Short exercise >> Every line from the line containing "What does this" through the final line below is to be repeated exactly; no other line is.

— START Provided entries —

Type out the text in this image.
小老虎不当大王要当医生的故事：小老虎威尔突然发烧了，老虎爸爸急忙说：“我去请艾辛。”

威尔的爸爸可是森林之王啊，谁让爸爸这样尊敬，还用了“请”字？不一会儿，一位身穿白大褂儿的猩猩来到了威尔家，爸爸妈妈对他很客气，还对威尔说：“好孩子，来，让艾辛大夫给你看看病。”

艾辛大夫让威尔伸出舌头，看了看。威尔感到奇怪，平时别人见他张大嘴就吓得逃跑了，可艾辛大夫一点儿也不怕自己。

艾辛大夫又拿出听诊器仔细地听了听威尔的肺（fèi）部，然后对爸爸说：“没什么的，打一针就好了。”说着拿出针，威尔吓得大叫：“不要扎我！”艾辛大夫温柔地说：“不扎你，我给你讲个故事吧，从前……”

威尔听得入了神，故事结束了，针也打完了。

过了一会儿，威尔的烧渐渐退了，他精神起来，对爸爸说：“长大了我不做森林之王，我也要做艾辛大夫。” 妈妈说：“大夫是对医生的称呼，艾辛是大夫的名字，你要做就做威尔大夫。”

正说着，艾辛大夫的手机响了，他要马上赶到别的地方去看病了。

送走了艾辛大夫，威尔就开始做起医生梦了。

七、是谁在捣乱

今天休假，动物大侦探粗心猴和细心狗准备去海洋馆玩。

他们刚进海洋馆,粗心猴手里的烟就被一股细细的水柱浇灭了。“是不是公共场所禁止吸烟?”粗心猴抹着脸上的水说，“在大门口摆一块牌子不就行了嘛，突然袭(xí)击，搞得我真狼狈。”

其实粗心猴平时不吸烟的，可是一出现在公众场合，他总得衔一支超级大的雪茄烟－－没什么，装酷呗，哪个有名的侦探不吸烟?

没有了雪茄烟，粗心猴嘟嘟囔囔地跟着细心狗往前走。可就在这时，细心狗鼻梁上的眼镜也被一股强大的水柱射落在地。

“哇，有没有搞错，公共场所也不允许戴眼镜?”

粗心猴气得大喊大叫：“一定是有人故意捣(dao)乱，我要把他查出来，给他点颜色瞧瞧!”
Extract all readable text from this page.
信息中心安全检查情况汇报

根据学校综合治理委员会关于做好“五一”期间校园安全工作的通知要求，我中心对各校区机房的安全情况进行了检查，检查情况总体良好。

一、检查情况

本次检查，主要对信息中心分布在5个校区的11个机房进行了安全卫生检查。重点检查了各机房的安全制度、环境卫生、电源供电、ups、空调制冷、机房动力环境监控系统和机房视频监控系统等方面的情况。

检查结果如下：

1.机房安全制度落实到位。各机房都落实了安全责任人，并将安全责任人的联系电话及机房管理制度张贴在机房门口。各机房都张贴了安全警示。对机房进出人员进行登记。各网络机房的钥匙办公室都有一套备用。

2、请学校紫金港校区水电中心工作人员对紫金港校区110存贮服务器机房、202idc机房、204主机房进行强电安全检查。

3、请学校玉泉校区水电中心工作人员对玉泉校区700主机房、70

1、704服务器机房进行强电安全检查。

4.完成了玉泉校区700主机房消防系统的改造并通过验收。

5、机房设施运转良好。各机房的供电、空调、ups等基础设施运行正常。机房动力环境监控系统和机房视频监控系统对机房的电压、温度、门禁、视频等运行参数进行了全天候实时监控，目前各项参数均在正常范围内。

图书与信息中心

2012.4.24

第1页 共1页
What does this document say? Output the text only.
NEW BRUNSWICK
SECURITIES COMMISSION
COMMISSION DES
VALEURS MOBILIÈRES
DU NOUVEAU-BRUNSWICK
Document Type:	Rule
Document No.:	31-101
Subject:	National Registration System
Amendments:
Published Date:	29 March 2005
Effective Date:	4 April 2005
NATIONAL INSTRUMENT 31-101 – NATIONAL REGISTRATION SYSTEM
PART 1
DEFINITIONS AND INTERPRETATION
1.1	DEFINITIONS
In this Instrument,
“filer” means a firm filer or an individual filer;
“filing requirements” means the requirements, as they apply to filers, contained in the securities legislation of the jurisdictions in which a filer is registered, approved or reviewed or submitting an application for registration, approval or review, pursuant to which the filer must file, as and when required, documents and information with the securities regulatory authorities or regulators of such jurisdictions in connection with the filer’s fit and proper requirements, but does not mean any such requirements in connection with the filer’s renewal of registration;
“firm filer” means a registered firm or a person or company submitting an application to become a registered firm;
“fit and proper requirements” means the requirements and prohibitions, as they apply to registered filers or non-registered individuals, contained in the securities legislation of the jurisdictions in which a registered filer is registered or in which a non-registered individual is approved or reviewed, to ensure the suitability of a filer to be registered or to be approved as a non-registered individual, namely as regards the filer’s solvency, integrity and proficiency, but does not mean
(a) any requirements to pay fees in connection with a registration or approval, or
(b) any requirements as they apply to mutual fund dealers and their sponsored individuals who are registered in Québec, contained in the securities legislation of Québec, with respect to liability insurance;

— END Provided entries —

Result of the exercise >>
What does this document say? Output the text only.
NEW BRUNSWICK
SECURITIES COMMISSION
COMMISSION DES
VALEURS MOBILIÈRES
DU NOUVEAU-BRUNSWICK
Document Type:	Rule
Document No.:	31-101
Subject:	National Registration System
Amendments:
Published Date:	29 March 2005
Effective Date:	4 April 2005
NATIONAL INSTRUMENT 31-101 – NATIONAL REGISTRATION SYSTEM
PART 1
DEFINITIONS AND INTERPRETATION
1.1	DEFINITIONS
In this Instrument,
“filer” means a firm filer or an individual filer;
“filing requirements” means the requirements, as they apply to filers, contained in the securities legislation of the jurisdictions in which a filer is registered, approved or reviewed or submitting an application for registration, approval or review, pursuant to which the filer must file, as and when required, documents and information with the securities regulatory authorities or regulators of such jurisdictions in connection with the filer’s fit and proper requirements, but does not mean any such requirements in connection with the filer’s renewal of registration;
“firm filer” means a registered firm or a person or company submitting an application to become a registered firm;
“fit and proper requirements” means the requirements and prohibitions, as they apply to registered filers or non-registered individuals, contained in the securities legislation of the jurisdictions in which a registered filer is registered or in which a non-registered individual is approved or reviewed, to ensure the suitability of a filer to be registered or to be approved as a non-registered individual, namely as regards the filer’s solvency, integrity and proficiency, but does not mean
(a) any requirements to pay fees in connection with a registration or approval, or
(b) any requirements as they apply to mutual fund dealers and their sponsored individuals who are registered in Québec, contained in the securities legislation of Québec, with respect to liability insurance;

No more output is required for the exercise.